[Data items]
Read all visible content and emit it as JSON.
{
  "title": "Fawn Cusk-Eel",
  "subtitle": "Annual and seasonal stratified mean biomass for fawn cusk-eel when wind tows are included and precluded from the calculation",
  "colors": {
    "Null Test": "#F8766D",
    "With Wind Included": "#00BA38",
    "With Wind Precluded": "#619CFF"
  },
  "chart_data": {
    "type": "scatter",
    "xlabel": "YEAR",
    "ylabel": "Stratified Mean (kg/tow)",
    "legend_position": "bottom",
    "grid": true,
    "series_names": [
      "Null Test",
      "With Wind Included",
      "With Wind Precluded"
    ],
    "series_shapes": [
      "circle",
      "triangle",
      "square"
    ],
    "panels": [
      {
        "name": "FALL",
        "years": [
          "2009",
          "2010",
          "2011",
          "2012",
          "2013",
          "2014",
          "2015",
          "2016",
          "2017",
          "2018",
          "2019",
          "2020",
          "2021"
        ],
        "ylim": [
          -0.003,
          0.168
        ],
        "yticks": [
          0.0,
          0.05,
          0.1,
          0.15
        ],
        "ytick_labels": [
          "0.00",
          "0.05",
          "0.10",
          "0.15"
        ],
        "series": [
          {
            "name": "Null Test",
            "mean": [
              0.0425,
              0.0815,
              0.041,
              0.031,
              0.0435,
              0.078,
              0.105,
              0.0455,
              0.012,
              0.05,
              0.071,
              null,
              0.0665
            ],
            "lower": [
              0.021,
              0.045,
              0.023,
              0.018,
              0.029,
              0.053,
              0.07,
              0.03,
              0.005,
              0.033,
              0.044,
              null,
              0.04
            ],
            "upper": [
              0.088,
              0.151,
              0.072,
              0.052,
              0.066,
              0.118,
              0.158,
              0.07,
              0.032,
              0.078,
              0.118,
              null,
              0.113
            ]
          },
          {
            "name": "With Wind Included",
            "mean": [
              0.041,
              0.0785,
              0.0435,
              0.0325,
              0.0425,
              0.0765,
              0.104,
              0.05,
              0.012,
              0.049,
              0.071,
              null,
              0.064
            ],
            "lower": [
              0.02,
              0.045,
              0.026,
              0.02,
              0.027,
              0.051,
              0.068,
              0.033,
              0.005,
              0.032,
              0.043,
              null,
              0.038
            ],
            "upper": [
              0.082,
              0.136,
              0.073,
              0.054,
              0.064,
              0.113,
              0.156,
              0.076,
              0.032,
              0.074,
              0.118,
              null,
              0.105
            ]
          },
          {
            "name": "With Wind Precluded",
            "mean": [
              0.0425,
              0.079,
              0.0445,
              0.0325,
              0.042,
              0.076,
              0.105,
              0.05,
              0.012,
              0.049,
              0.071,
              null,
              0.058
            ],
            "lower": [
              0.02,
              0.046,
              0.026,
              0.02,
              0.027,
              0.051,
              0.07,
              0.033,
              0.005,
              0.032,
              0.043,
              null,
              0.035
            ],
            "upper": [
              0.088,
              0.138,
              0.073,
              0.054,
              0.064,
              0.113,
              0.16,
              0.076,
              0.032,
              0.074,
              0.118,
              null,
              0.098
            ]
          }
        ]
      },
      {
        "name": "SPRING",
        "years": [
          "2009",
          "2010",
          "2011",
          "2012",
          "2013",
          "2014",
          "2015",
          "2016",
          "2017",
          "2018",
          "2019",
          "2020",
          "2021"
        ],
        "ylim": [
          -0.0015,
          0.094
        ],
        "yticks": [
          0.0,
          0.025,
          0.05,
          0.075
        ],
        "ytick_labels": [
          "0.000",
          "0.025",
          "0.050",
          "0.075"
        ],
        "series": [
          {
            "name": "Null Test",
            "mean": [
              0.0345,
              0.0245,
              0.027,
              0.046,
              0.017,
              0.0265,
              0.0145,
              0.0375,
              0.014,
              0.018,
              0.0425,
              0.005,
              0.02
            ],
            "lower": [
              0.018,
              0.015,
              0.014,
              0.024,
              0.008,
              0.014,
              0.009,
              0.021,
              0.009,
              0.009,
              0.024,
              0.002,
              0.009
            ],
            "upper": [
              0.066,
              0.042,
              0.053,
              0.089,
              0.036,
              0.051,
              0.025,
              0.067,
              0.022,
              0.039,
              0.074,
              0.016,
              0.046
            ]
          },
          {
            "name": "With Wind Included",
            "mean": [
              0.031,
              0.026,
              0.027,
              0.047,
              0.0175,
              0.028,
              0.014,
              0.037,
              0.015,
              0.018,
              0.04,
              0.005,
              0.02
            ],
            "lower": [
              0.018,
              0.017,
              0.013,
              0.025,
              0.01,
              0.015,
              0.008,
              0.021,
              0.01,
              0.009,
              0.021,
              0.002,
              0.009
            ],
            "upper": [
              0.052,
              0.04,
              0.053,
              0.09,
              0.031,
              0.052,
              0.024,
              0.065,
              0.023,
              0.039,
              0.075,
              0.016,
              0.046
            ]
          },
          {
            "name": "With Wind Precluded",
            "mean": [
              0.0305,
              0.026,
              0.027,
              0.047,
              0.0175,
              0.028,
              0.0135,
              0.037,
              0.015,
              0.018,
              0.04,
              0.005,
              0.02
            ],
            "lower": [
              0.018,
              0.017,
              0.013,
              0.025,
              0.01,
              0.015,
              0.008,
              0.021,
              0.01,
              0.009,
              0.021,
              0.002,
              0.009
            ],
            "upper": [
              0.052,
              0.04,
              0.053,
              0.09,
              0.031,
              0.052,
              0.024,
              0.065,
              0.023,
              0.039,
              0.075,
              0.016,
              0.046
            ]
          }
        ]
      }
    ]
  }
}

• _Exercise goal_:
Copy each line of the data exactly, leaving nothing out.

• _Written response_:
Read all visible content and emit it as JSON.
{
  "title": "Fawn Cusk-Eel",
  "subtitle": "Annual and seasonal stratified mean biomass for fawn cusk-eel when wind tows are included and precluded from the calculation",
  "colors": {
    "Null Test": "#F8766D",
    "With Wind Included": "#00BA38",
    "With Wind Precluded": "#619CFF"
  },
  "chart_data": {
    "type": "scatter",
    "xlabel": "YEAR",
    "ylabel": "Stratified Mean (kg/tow)",
    "legend_position": "bottom",
    "grid": true,
    "series_names": [
      "Null Test",
      "With Wind Included",
      "With Wind Precluded"
    ],
    "series_shapes": [
      "circle",
      "triangle",
      "square"
    ],
    "panels": [
      {
        "name": "FALL",
        "years": [
          "2009",
          "2010",
          "2011",
          "2012",
          "2013",
          "2014",
          "2015",
          "2016",
          "2017",
          "2018",
          "2019",
          "2020",
          "2021"
        ],
        "ylim": [
          -0.003,
          0.168
        ],
        "yticks": [
          0.0,
          0.05,
          0.1,
          0.15
        ],
        "ytick_labels": [
          "0.00",
          "0.05",
          "0.10",
          "0.15"
        ],
        "series": [
          {
            "name": "Null Test",
            "mean": [
              0.0425,
              0.0815,
              0.041,
              0.031,
              0.0435,
              0.078,
              0.105,
              0.0455,
              0.012,
              0.05,
              0.071,
              null,
              0.0665
            ],
            "lower": [
              0.021,
              0.045,
              0.023,
              0.018,
              0.029,
              0.053,
              0.07,
              0.03,
              0.005,
              0.033,
              0.044,
              null,
              0.04
            ],
            "upper": [
              0.088,
              0.151,
              0.072,
              0.052,
              0.066,
              0.118,
              0.158,
              0.07,
              0.032,
              0.078,
              0.118,
              null,
              0.113
            ]
          },
          {
            "name": "With Wind Included",
            "mean": [
              0.041,
              0.0785,
              0.0435,
              0.0325,
              0.0425,
              0.0765,
              0.104,
              0.05,
              0.012,
              0.049,
              0.071,
              null,
              0.064
            ],
            "lower": [
              0.02,
              0.045,
              0.026,
              0.02,
              0.027,
              0.051,
              0.068,
              0.033,
              0.005,
              0.032,
              0.043,
              null,
              0.038
            ],
            "upper": [
              0.082,
              0.136,
              0.073,
              0.054,
              0.064,
              0.113,
              0.156,
              0.076,
              0.032,
              0.074,
              0.118,
              null,
              0.105
            ]
          },
          {
            "name": "With Wind Precluded",
            "mean": [
              0.0425,
              0.079,
              0.0445,
              0.0325,
              0.042,
              0.076,
              0.105,
              0.05,
              0.012,
              0.049,
              0.071,
              null,
              0.058
            ],
            "lower": [
              0.02,
              0.046,
              0.026,
              0.02,
              0.027,
              0.051,
              0.07,
              0.033,
              0.005,
              0.032,
              0.043,
              null,
              0.035
            ],
            "upper": [
              0.088,
              0.138,
              0.073,
              0.054,
              0.064,
              0.113,
              0.16,
              0.076,
              0.032,
              0.074,
              0.118,
              null,
              0.098
            ]
          }
        ]
      },
      {
        "name": "SPRING",
        "years": [
          "2009",
          "2010",
          "2011",
          "2012",
          "2013",
          "2014",
          "2015",
          "2016",
          "2017",
          "2018",
          "2019",
          "2020",
          "2021"
        ],
        "ylim": [
          -0.0015,
          0.094
        ],
        "yticks": [
          0.0,
          0.025,
          0.05,
          0.075
        ],
        "ytick_labels": [
          "0.000",
          "0.025",
          "0.050",
          "0.075"
        ],
        "series": [
          {
            "name": "Null Test",
            "mean": [
              0.0345,
              0.0245,
              0.027,
              0.046,
              0.017,
              0.0265,
              0.0145,
              0.0375,
              0.014,
              0.018,
              0.0425,
              0.005,
              0.02
            ],
            "lower": [
              0.018,
              0.015,
              0.014,
              0.024,
              0.008,
              0.014,
              0.009,
              0.021,
              0.009,
              0.009,
              0.024,
              0.002,
              0.009
            ],
            "upper": [
              0.066,
              0.042,
              0.053,
              0.089,
              0.036,
              0.051,
              0.025,
              0.067,
              0.022,
              0.039,
              0.074,
              0.016,
              0.046
            ]
          },
          {
            "name": "With Wind Included",
            "mean": [
              0.031,
              0.026,
              0.027,
              0.047,
              0.0175,
              0.028,
              0.014,
              0.037,
              0.015,
              0.018,
              0.04,
              0.005,
              0.02
            ],
            "lower": [
              0.018,
              0.017,
              0.013,
              0.025,
              0.01,
              0.015,
              0.008,
              0.021,
              0.01,
              0.009,
              0.021,
              0.002,
              0.009
            ],
            "upper": [
              0.052,
              0.04,
              0.053,
              0.09,
              0.031,
              0.052,
              0.024,
              0.065,
              0.023,
              0.039,
              0.075,
              0.016,
              0.046
            ]
          },
          {
            "name": "With Wind Precluded",
            "mean": [
              0.0305,
              0.026,
              0.027,
              0.047,
              0.0175,
              0.028,
              0.0135,
              0.037,
              0.015,
              0.018,
              0.04,
              0.005,
              0.02
            ],
            "lower": [
              0.018,
              0.017,
              0.013,
              0.025,
              0.01,
              0.015,
              0.008,
              0.021,
              0.01,
              0.009,
              0.021,
              0.002,
              0.009
            ],
            "upper": [
              0.052,
              0.04,
              0.053,
              0.09,
              0.031,
              0.052,
              0.024,
              0.065,
              0.023,
              0.039,
              0.075,
              0.016,
              0.046
            ]
          }
        ]
      }
    ]
  }
}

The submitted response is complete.